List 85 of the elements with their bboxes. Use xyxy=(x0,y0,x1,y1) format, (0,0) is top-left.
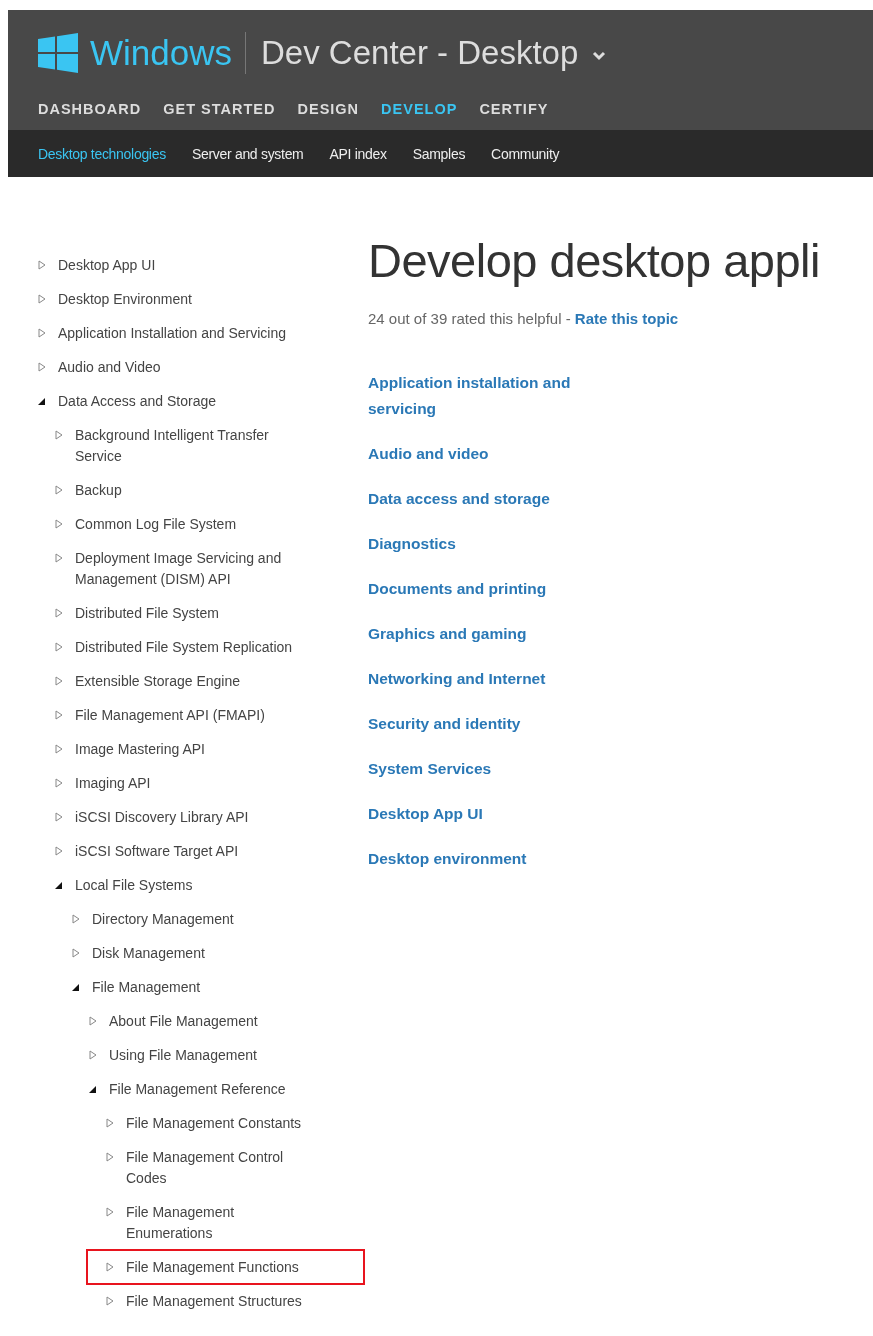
tree-item[interactable]: Image Mastering API xyxy=(55,739,310,773)
collapsed-triangle-icon xyxy=(55,553,63,563)
collapsed-triangle-icon xyxy=(55,846,63,856)
collapsed-triangle-icon xyxy=(89,1016,97,1026)
site-title[interactable]: Dev Center - Desktop xyxy=(261,34,579,72)
sub-nav-link[interactable]: Community xyxy=(491,145,560,162)
sub-nav-link[interactable]: Samples xyxy=(412,145,466,162)
expanded-triangle-icon xyxy=(55,880,63,890)
tree-item[interactable]: Distributed File System Replication xyxy=(55,637,310,671)
expanded-triangle-icon xyxy=(89,1084,97,1094)
topic-link[interactable]: System Services xyxy=(368,756,618,782)
topic-link[interactable]: Documents and printing xyxy=(368,576,618,602)
rate-topic-link[interactable]: Rate this topic xyxy=(574,310,679,327)
tree-item[interactable]: Using File Management xyxy=(89,1045,310,1079)
tree-item[interactable]: Directory Management xyxy=(72,909,310,943)
tree-item[interactable]: Background Intelligent Transfer Service xyxy=(55,425,310,480)
collapsed-triangle-icon xyxy=(55,812,63,822)
tree-item[interactable]: Deployment Image Servicing and Management (DISM) API xyxy=(55,548,310,603)
collapsed-triangle-icon xyxy=(89,1050,97,1060)
nav-tab[interactable]: GET STARTED xyxy=(163,101,276,117)
tree-item[interactable]: File Management Reference xyxy=(89,1079,310,1113)
tree-item[interactable]: Application Installation and Servicing xyxy=(38,323,310,357)
collapsed-triangle-icon xyxy=(55,676,63,686)
tree-item[interactable]: Extensible Storage Engine xyxy=(55,671,310,705)
tree-item[interactable]: iSCSI Discovery Library API xyxy=(55,807,310,841)
topic-link[interactable]: Diagnostics xyxy=(368,531,618,557)
collapsed-triangle-icon xyxy=(55,642,63,652)
nav-tab[interactable]: DEVELOP xyxy=(381,101,458,117)
collapsed-triangle-icon xyxy=(55,744,63,754)
windows-logo-icon xyxy=(38,33,78,73)
sub-nav-link[interactable]: Server and system xyxy=(191,145,304,162)
collapsed-triangle-icon xyxy=(106,1262,114,1272)
tree-item[interactable]: File Management API (FMAPI) xyxy=(55,705,310,739)
tree-item[interactable]: Audio and Video xyxy=(38,357,310,391)
tree-item[interactable]: File Management Structures xyxy=(106,1291,310,1325)
tree-item[interactable]: Desktop App UI xyxy=(38,255,310,289)
chevron-down-icon[interactable] xyxy=(592,51,607,61)
collapsed-triangle-icon xyxy=(55,608,63,618)
nav-tab[interactable]: DASHBOARD xyxy=(38,101,142,117)
collapsed-triangle-icon xyxy=(55,710,63,720)
sub-nav-link[interactable]: Desktop technologies xyxy=(38,145,166,162)
tree-item[interactable]: Common Log File System xyxy=(55,514,310,548)
collapsed-triangle-icon xyxy=(55,485,63,495)
collapsed-triangle-icon xyxy=(106,1152,114,1162)
topic-link[interactable]: Desktop environment xyxy=(368,846,618,872)
page-title: Develop desktop appli xyxy=(368,233,821,288)
tree-item[interactable]: iSCSI Software Target API xyxy=(55,841,310,875)
tree-item[interactable]: File Management xyxy=(72,977,310,1011)
topic-link[interactable]: Audio and video xyxy=(368,441,618,467)
tree-item[interactable]: Backup xyxy=(55,480,310,514)
topic-link[interactable]: Application installation and servicing xyxy=(368,370,618,422)
tree-item[interactable]: Desktop Environment xyxy=(38,289,310,323)
topic-link[interactable]: Security and identity xyxy=(368,711,618,737)
tree-item[interactable]: Imaging API xyxy=(55,773,310,807)
collapsed-triangle-icon xyxy=(38,362,46,372)
tree-item[interactable]: Data Access and Storage xyxy=(38,391,310,425)
sub-nav-link[interactable]: API index xyxy=(329,145,387,162)
collapsed-triangle-icon xyxy=(38,294,46,304)
highlighted-tree-item[interactable]: File Management Functions xyxy=(86,1249,365,1285)
rating-text: 24 out of 39 rated this helpful - Rate this topic xyxy=(368,310,680,327)
collapsed-triangle-icon xyxy=(55,778,63,788)
collapsed-triangle-icon xyxy=(72,948,80,958)
nav-tab[interactable]: CERTIFY xyxy=(479,101,549,117)
collapsed-triangle-icon xyxy=(55,430,63,440)
tree-item[interactable]: Local File Systems xyxy=(55,875,310,909)
topic-link[interactable]: Graphics and gaming xyxy=(368,621,618,647)
collapsed-triangle-icon xyxy=(38,260,46,270)
expanded-triangle-icon xyxy=(72,982,80,992)
collapsed-triangle-icon xyxy=(106,1207,114,1217)
tree-item[interactable]: File Management Control Codes xyxy=(106,1147,310,1202)
collapsed-triangle-icon xyxy=(106,1118,114,1128)
expanded-triangle-icon xyxy=(38,396,46,406)
tree-item[interactable]: File Management Constants xyxy=(106,1113,310,1147)
topic-link[interactable]: Networking and Internet xyxy=(368,666,618,692)
brand-name[interactable]: Windows xyxy=(90,33,232,73)
nav-tab[interactable]: DESIGN xyxy=(297,101,360,117)
topic-link[interactable]: Desktop App UI xyxy=(368,801,618,827)
collapsed-triangle-icon xyxy=(55,519,63,529)
collapsed-triangle-icon xyxy=(72,914,80,924)
tree-item[interactable]: Disk Management xyxy=(72,943,310,977)
collapsed-triangle-icon xyxy=(106,1296,114,1306)
collapsed-triangle-icon xyxy=(38,328,46,338)
tree-item[interactable]: About File Management xyxy=(89,1011,310,1045)
tree-item[interactable]: Distributed File System xyxy=(55,603,310,637)
topic-link[interactable]: Data access and storage xyxy=(368,486,618,512)
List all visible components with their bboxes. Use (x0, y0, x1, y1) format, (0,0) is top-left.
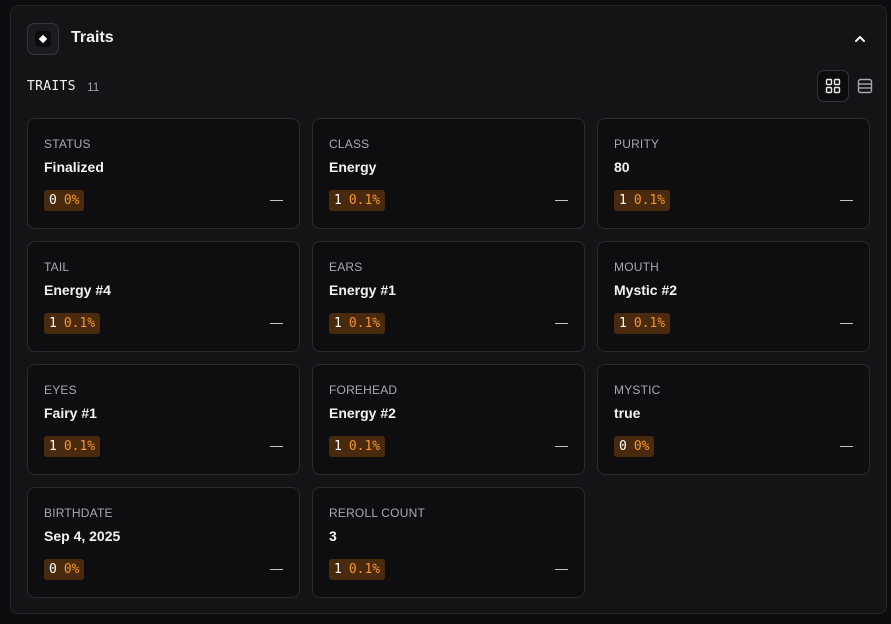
trait-value: Sep 4, 2025 (44, 528, 121, 544)
rarity-badge: 1 0.1% (329, 436, 386, 457)
trait-value: Energy #1 (329, 282, 396, 298)
traits-section-label: TRAITS (27, 79, 76, 94)
trait-change: — (555, 438, 568, 453)
trait-label: CLASS (329, 137, 370, 151)
traits-toolbar: TRAITS 11 (27, 70, 873, 104)
trait-label: FOREHEAD (329, 383, 398, 397)
rarity-badge: 1 0.1% (44, 436, 101, 457)
trait-count: 1 (334, 439, 342, 454)
trait-percent: 0.1% (63, 316, 96, 331)
trait-count: 1 (334, 193, 342, 208)
rarity-badge: 0 0% (614, 436, 655, 457)
trait-change: — (270, 192, 283, 207)
trait-count: 1 (619, 316, 627, 331)
trait-card-tail[interactable]: TAIL Energy #4 1 0.1% — (27, 241, 300, 352)
trait-value: 80 (614, 159, 630, 175)
traits-grid: STATUS Finalized 0 0% — CLASS Energy 1 0.1… (27, 118, 872, 598)
trait-value: 3 (329, 528, 337, 544)
trait-value: Fairy #1 (44, 405, 97, 421)
panel-header[interactable]: Traits (27, 23, 872, 55)
rarity-badge: 1 0.1% (44, 313, 101, 334)
traits-panel: Traits TRAITS 11 STATUS Finalized 0 0% —… (10, 5, 887, 614)
trait-value: Energy #4 (44, 282, 111, 298)
trait-card-eyes[interactable]: EYES Fairy #1 1 0.1% — (27, 364, 300, 475)
trait-label: STATUS (44, 137, 91, 151)
trait-percent: 0.1% (348, 193, 381, 208)
trait-label: MOUTH (614, 260, 659, 274)
trait-value: true (614, 405, 641, 421)
rarity-badge: 1 0.1% (329, 313, 386, 334)
trait-count: 1 (334, 562, 342, 577)
trait-label: BIRTHDATE (44, 506, 113, 520)
grid-view-icon (825, 78, 841, 94)
trait-count: 1 (49, 439, 57, 454)
trait-card-reroll-count[interactable]: REROLL COUNT 3 1 0.1% — (312, 487, 585, 598)
trait-value: Mystic #2 (614, 282, 678, 298)
trait-count: 1 (619, 193, 627, 208)
trait-count: 1 (334, 316, 342, 331)
trait-card-purity[interactable]: PURITY 80 1 0.1% — (597, 118, 870, 229)
trait-card-mystic[interactable]: MYSTIC true 0 0% — (597, 364, 870, 475)
rarity-badge: 1 0.1% (329, 559, 386, 580)
trait-percent: 0% (63, 562, 80, 577)
trait-label: EARS (329, 260, 363, 274)
collapse-button[interactable] (848, 27, 872, 51)
trait-percent: 0.1% (633, 193, 666, 208)
chevron-up-icon (855, 36, 865, 42)
trait-change: — (840, 192, 853, 207)
trait-card-status[interactable]: STATUS Finalized 0 0% — (27, 118, 300, 229)
trait-card-class[interactable]: CLASS Energy 1 0.1% — (312, 118, 585, 229)
traits-icon-box (27, 23, 59, 55)
list-view-icon (857, 78, 873, 94)
trait-count: 0 (49, 193, 57, 208)
trait-card-ears[interactable]: EARS Energy #1 1 0.1% — (312, 241, 585, 352)
trait-change: — (840, 315, 853, 330)
trait-label: PURITY (614, 137, 660, 151)
trait-percent: 0.1% (633, 316, 666, 331)
rarity-badge: 1 0.1% (329, 190, 386, 211)
trait-change: — (270, 438, 283, 453)
trait-card-forehead[interactable]: FOREHEAD Energy #2 1 0.1% — (312, 364, 585, 475)
trait-percent: 0% (633, 439, 650, 454)
diamond-icon (35, 31, 51, 47)
trait-percent: 0.1% (63, 439, 96, 454)
trait-change: — (555, 192, 568, 207)
rarity-badge: 1 0.1% (614, 190, 671, 211)
trait-change: — (555, 561, 568, 576)
trait-value: Finalized (44, 159, 104, 175)
trait-value: Energy (329, 159, 377, 175)
trait-value: Energy #2 (329, 405, 396, 421)
rarity-badge: 0 0% (44, 190, 85, 211)
trait-percent: 0% (63, 193, 80, 208)
trait-count: 0 (619, 439, 627, 454)
trait-label: EYES (44, 383, 77, 397)
trait-label: REROLL COUNT (329, 506, 425, 520)
trait-percent: 0.1% (348, 439, 381, 454)
grid-view-button[interactable] (817, 70, 849, 102)
trait-percent: 0.1% (348, 316, 381, 331)
trait-card-birthdate[interactable]: BIRTHDATE Sep 4, 2025 0 0% — (27, 487, 300, 598)
list-view-button[interactable] (849, 70, 881, 102)
trait-label: MYSTIC (614, 383, 661, 397)
trait-change: — (270, 315, 283, 330)
trait-card-mouth[interactable]: MOUTH Mystic #2 1 0.1% — (597, 241, 870, 352)
trait-percent: 0.1% (348, 562, 381, 577)
panel-title: Traits (71, 29, 114, 46)
trait-count: 1 (49, 316, 57, 331)
traits-count: 11 (87, 80, 100, 94)
trait-change: — (840, 438, 853, 453)
trait-count: 0 (49, 562, 57, 577)
rarity-badge: 1 0.1% (614, 313, 671, 334)
trait-label: TAIL (44, 260, 70, 274)
rarity-badge: 0 0% (44, 559, 85, 580)
trait-change: — (270, 561, 283, 576)
trait-change: — (555, 315, 568, 330)
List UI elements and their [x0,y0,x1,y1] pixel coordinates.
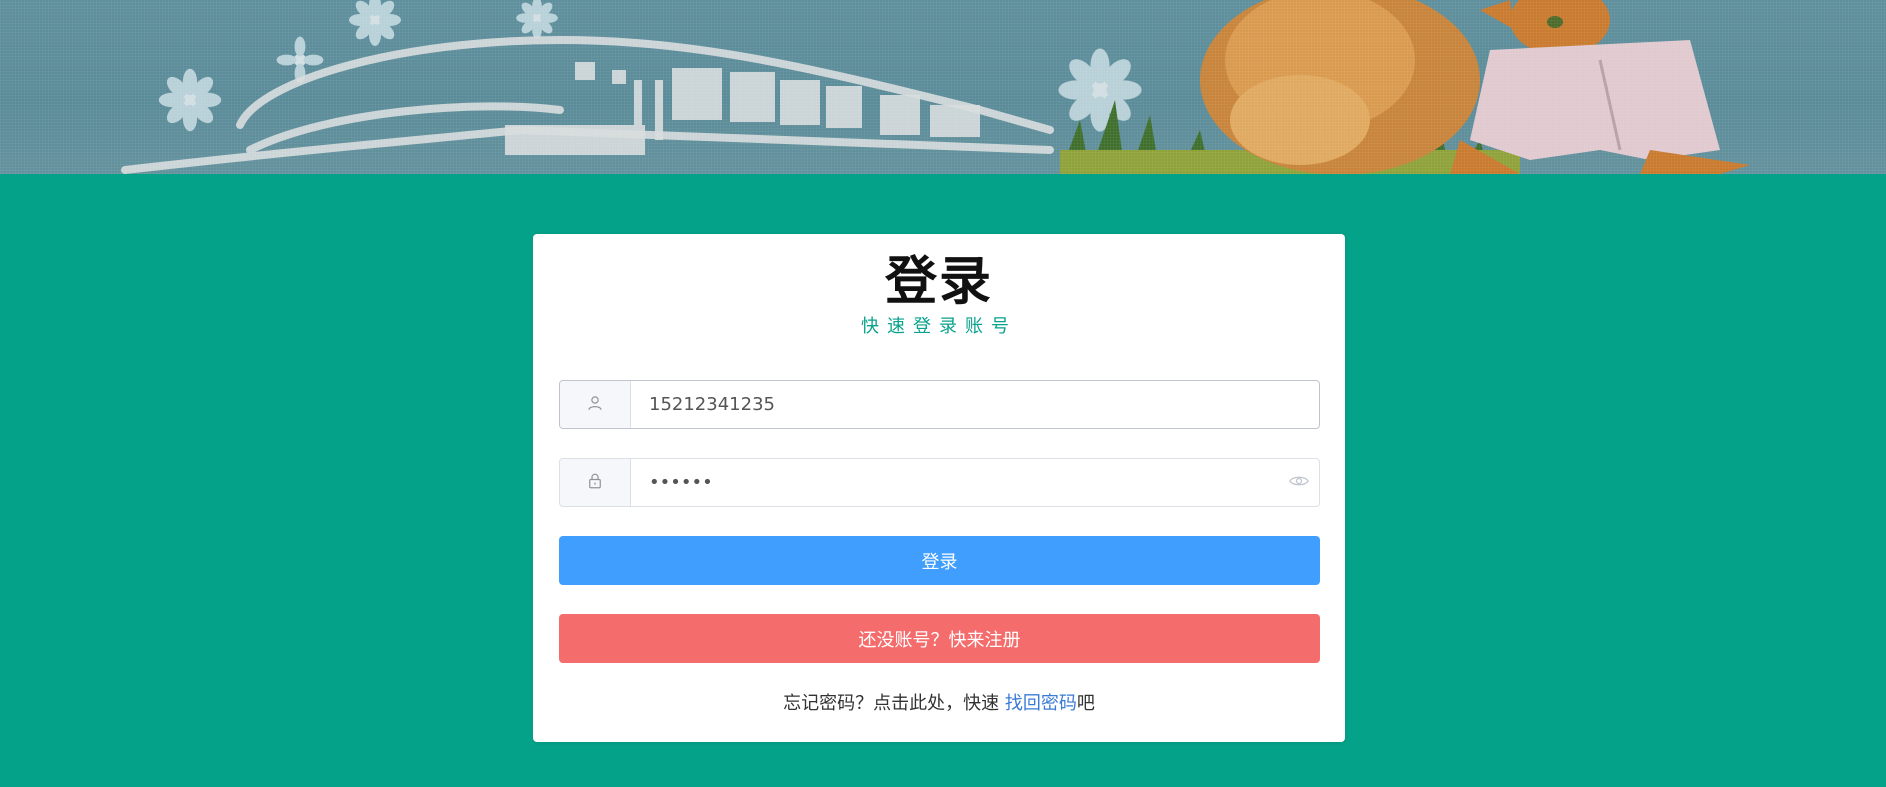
banner-illustration [121,0,1750,174]
password-visibility-toggle[interactable] [1279,459,1319,506]
register-button[interactable]: 还没账号？快来注册 [559,614,1320,663]
page-title: 登录 [884,252,993,312]
eye-icon[interactable] [1289,473,1309,492]
lock-icon [586,472,604,494]
forgot-suffix: 吧 [1076,693,1095,714]
login-button[interactable]: 登录 [559,536,1320,585]
recover-password-link[interactable]: 找回密码 [1005,693,1077,714]
username-prepend [560,381,631,428]
header-banner [0,0,1886,174]
login-card: 登录 快速登录账号 15212341235 •••••• 登录 还没账号？快来注… [533,234,1345,742]
password-field [559,458,1320,507]
user-icon [586,394,604,416]
forgot-prefix: 忘记密码？点击此处，快速 [783,693,1005,714]
username-field [559,380,1320,429]
password-input[interactable] [631,459,1279,506]
username-input[interactable] [631,381,1319,428]
page-subtitle: 快速登录账号 [861,316,1017,337]
password-prepend [560,459,631,506]
forgot-password-text: 忘记密码？点击此处，快速 找回密码吧 [533,692,1345,716]
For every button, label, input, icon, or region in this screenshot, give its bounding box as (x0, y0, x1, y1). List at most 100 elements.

·····

**TASK DIRECTIONS**: Print the entries from the line with "banner-illustration [121,0,1750,174]" to the line with "forgot-suffix: 吧 [1076,693,1095,714]", copying each line exactly.

**REPLY TO THE TASK**:
banner-illustration [121,0,1750,174]
password-visibility-toggle[interactable] [1279,459,1319,506]
register-button[interactable]: 还没账号？快来注册 [559,614,1320,663]
page-title: 登录 [884,252,993,312]
eye-icon[interactable] [1289,473,1309,492]
lock-icon [586,472,604,494]
forgot-suffix: 吧 [1076,693,1095,714]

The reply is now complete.